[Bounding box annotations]
***
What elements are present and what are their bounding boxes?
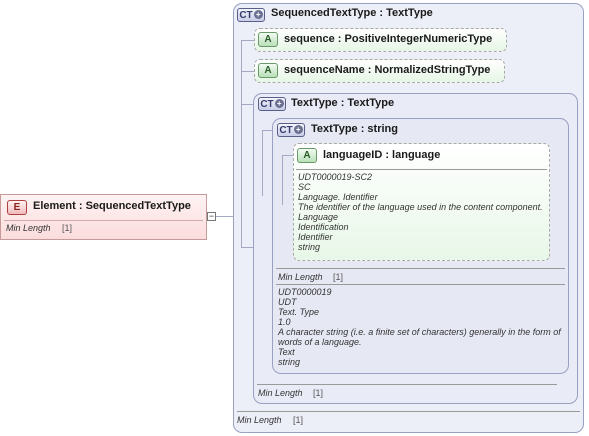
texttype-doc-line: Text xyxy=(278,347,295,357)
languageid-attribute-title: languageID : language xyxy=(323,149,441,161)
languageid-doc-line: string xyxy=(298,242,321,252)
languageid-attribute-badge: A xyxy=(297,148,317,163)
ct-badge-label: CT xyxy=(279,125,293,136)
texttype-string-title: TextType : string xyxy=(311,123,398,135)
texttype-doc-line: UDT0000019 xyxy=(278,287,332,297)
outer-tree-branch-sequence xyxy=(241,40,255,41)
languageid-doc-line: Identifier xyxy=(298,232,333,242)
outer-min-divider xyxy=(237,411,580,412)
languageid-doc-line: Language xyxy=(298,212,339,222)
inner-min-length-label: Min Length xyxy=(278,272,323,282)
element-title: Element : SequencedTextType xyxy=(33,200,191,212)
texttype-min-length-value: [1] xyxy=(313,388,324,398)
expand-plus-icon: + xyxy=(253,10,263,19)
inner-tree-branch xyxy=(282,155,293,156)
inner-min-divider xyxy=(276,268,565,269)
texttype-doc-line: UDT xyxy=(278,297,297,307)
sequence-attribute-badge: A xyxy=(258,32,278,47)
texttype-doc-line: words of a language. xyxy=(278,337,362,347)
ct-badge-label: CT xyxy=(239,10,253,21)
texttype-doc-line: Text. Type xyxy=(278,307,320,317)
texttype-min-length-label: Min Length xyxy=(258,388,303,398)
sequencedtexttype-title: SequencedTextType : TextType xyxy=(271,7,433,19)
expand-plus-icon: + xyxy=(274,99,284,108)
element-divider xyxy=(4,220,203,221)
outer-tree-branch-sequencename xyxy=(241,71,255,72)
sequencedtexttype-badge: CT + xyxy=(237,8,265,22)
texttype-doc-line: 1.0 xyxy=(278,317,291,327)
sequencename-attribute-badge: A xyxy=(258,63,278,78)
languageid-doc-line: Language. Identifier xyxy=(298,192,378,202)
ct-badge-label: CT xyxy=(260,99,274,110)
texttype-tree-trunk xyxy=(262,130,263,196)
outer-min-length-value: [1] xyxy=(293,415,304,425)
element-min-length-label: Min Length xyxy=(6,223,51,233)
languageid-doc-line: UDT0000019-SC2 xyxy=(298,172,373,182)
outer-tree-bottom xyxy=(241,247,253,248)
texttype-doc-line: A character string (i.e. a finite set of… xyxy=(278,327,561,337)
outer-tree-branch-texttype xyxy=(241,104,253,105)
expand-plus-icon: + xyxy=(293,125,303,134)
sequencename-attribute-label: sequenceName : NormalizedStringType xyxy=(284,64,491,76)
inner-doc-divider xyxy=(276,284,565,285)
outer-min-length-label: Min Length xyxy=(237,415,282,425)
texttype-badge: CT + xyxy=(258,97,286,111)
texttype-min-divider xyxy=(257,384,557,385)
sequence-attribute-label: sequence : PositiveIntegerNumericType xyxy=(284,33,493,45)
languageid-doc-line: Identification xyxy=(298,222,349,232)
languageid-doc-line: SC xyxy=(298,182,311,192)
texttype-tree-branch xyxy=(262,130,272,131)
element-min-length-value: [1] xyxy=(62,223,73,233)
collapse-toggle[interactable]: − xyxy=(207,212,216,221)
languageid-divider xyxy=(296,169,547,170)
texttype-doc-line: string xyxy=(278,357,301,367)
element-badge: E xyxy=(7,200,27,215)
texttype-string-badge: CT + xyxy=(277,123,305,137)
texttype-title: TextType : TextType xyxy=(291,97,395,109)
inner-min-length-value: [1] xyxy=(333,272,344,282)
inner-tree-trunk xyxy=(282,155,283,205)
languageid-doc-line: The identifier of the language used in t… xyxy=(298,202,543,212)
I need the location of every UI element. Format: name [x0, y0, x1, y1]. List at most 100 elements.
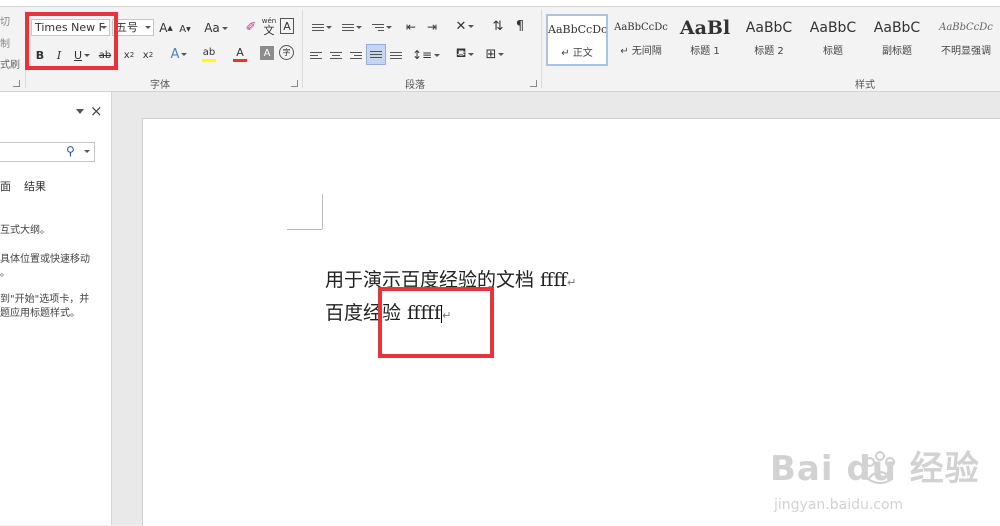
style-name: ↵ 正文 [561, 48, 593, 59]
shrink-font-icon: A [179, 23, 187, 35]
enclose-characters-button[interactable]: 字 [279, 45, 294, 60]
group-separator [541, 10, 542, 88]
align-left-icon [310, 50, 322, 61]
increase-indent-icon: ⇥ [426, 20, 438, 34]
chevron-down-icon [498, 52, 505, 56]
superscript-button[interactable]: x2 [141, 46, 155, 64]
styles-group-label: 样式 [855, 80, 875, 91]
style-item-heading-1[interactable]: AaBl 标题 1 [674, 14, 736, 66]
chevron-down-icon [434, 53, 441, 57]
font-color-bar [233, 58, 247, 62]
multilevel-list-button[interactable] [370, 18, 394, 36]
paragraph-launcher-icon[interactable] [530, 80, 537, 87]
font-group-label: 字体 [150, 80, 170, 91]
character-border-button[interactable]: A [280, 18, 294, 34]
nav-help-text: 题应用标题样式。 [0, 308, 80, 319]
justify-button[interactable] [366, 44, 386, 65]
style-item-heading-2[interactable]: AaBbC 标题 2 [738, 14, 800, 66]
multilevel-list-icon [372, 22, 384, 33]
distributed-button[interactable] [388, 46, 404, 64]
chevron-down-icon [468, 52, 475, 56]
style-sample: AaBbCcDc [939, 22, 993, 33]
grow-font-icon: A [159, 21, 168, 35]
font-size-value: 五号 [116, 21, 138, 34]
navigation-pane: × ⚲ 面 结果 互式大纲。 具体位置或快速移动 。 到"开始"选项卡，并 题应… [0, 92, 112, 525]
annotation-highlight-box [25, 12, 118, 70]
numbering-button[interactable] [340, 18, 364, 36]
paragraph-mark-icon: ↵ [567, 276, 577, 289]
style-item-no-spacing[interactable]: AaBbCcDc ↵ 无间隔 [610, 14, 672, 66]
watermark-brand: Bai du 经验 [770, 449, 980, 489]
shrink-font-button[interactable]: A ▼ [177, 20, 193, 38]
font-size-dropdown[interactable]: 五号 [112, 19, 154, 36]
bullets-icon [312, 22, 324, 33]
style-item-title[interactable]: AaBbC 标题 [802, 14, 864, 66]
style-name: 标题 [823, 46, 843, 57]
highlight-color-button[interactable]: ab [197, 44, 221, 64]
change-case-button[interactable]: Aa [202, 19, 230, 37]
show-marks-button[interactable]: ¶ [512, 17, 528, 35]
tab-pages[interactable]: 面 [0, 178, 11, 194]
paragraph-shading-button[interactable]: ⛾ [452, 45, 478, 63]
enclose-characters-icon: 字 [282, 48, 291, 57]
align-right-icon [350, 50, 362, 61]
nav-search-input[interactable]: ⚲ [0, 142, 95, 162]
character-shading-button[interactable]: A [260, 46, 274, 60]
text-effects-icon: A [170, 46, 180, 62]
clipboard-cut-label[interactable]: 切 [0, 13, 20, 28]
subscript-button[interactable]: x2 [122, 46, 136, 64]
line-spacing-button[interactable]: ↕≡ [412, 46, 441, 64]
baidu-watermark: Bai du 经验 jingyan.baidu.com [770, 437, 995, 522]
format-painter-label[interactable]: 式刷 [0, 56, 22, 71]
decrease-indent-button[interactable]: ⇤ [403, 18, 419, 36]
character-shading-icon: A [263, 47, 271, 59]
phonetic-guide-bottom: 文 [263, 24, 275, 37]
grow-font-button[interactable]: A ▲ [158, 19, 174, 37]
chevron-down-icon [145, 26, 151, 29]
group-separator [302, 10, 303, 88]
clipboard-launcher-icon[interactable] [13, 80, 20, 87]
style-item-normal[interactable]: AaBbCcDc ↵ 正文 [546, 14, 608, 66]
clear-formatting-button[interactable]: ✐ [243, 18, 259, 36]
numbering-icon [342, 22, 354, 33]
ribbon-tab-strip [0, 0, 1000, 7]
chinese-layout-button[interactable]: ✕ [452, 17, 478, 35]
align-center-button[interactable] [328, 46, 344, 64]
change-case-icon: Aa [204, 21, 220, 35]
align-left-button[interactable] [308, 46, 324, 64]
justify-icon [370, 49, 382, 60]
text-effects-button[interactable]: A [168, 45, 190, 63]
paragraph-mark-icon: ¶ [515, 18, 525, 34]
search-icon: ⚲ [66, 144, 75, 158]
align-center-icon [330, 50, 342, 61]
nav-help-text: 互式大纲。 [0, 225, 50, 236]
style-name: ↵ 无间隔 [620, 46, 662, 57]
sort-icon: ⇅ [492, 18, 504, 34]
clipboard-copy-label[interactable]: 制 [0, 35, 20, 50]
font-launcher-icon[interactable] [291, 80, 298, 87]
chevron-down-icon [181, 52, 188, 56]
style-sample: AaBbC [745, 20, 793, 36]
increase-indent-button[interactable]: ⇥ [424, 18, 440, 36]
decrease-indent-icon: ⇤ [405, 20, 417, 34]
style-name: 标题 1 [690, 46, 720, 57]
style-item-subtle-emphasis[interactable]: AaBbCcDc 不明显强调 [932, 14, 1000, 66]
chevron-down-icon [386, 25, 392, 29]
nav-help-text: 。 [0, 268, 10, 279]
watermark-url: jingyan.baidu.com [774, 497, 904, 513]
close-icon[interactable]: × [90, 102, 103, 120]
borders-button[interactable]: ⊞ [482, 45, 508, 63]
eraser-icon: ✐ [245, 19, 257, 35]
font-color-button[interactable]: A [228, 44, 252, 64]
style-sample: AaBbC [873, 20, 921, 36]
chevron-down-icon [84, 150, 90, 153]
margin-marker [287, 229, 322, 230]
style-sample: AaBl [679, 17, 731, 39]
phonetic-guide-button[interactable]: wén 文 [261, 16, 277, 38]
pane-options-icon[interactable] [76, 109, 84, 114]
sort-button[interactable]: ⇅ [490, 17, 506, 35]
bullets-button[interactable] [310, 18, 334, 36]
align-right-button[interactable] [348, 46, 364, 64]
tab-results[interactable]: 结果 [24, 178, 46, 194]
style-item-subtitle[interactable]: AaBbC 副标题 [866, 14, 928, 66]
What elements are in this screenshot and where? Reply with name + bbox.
***
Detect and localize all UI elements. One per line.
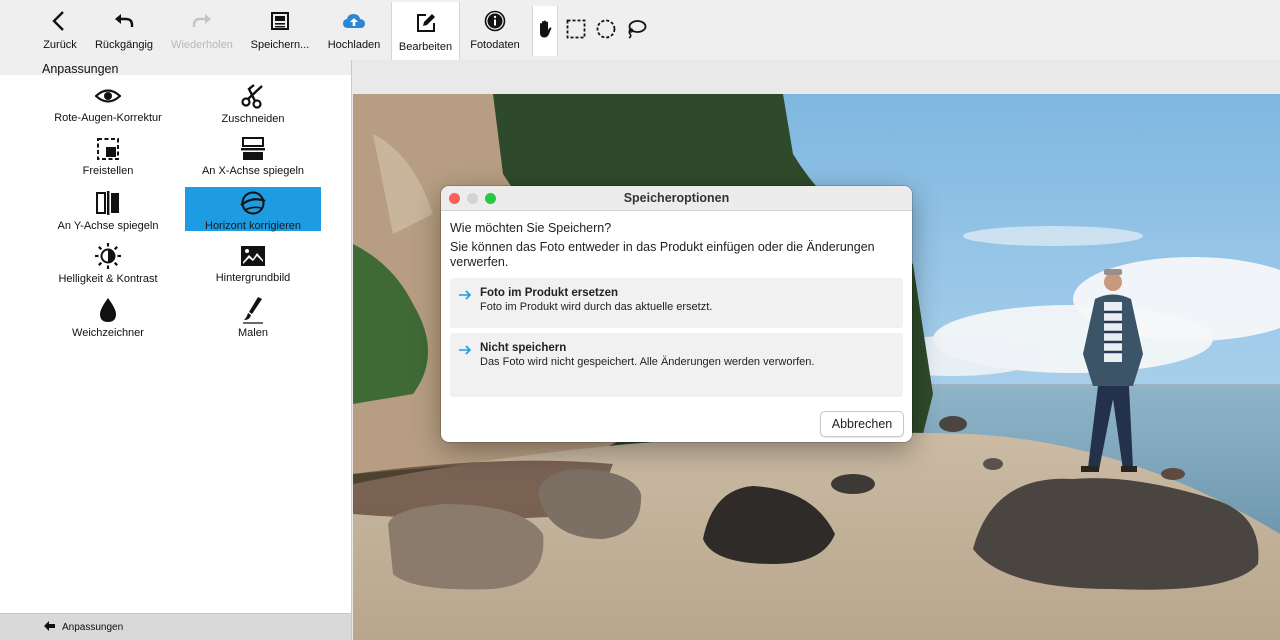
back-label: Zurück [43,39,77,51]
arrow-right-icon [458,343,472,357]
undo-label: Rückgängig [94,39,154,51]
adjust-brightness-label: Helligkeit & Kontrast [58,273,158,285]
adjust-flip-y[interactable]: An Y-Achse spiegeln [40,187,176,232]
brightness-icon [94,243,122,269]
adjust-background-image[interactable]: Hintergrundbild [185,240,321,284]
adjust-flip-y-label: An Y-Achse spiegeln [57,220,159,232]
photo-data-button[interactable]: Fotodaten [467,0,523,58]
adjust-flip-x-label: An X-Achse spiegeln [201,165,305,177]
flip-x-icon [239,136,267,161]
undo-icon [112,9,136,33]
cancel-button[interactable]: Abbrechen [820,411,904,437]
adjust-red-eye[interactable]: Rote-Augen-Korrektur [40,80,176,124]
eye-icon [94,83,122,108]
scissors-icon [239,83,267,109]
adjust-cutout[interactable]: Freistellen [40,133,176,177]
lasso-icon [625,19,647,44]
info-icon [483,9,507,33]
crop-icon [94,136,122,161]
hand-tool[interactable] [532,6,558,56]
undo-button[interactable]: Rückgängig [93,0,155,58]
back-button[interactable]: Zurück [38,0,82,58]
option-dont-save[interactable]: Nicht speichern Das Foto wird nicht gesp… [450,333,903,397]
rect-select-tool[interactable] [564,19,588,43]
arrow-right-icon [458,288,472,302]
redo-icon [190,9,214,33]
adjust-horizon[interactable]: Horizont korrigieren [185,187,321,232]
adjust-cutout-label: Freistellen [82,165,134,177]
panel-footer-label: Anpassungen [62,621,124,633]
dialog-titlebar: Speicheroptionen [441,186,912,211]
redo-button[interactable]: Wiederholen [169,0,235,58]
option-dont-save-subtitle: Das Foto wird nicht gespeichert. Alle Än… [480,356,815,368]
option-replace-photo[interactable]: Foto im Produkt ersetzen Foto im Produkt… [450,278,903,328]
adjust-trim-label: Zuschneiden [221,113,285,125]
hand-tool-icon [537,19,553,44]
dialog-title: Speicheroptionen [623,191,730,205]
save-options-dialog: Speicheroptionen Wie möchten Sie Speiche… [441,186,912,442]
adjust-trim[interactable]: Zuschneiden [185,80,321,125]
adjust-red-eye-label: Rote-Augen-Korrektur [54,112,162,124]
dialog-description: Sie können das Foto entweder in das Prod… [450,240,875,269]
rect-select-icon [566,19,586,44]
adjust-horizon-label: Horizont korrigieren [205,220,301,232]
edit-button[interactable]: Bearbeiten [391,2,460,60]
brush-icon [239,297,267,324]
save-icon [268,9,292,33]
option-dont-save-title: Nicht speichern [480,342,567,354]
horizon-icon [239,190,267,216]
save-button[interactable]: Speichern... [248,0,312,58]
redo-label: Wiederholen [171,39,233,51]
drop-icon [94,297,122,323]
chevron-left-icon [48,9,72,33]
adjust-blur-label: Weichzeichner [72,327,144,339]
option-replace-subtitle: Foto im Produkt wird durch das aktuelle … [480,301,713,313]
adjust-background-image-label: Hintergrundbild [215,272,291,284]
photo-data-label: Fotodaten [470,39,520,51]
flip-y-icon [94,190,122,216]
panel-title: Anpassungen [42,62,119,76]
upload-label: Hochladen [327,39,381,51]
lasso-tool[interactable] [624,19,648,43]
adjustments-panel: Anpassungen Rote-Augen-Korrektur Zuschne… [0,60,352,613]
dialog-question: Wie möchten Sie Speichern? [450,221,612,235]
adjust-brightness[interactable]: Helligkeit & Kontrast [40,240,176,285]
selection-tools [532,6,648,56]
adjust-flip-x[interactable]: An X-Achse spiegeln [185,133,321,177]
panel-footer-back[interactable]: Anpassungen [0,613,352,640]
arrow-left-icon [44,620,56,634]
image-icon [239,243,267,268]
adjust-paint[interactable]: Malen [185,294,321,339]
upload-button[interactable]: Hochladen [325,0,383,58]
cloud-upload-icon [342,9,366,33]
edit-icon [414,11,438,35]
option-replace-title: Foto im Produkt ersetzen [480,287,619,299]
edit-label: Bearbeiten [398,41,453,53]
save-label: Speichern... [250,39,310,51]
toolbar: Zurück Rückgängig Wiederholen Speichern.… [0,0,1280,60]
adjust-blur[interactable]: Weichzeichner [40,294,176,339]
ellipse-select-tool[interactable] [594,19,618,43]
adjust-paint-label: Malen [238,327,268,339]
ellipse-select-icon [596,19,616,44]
***
Copy out the stretch from the line containing "back-label: Zurück [43,39,77,51]" through the line containing "adjust-flip-y-label: An Y-Achse", replacing "Kontrast" with "Schärfe" and leaving everything else unchanged.

back-label: Zurück [43,39,77,51]
arrow-right-icon [458,343,472,357]
undo-label: Rückgängig [94,39,154,51]
adjust-brightness-label: Helligkeit & Schärfe [58,273,158,285]
adjust-flip-y[interactable]: An Y-Achse spiegeln [40,187,176,232]
brightness-icon [94,243,122,269]
adjust-background-image[interactable]: Hintergrundbild [185,240,321,284]
adjust-flip-y-label: An Y-Achse spiegeln [57,220,159,232]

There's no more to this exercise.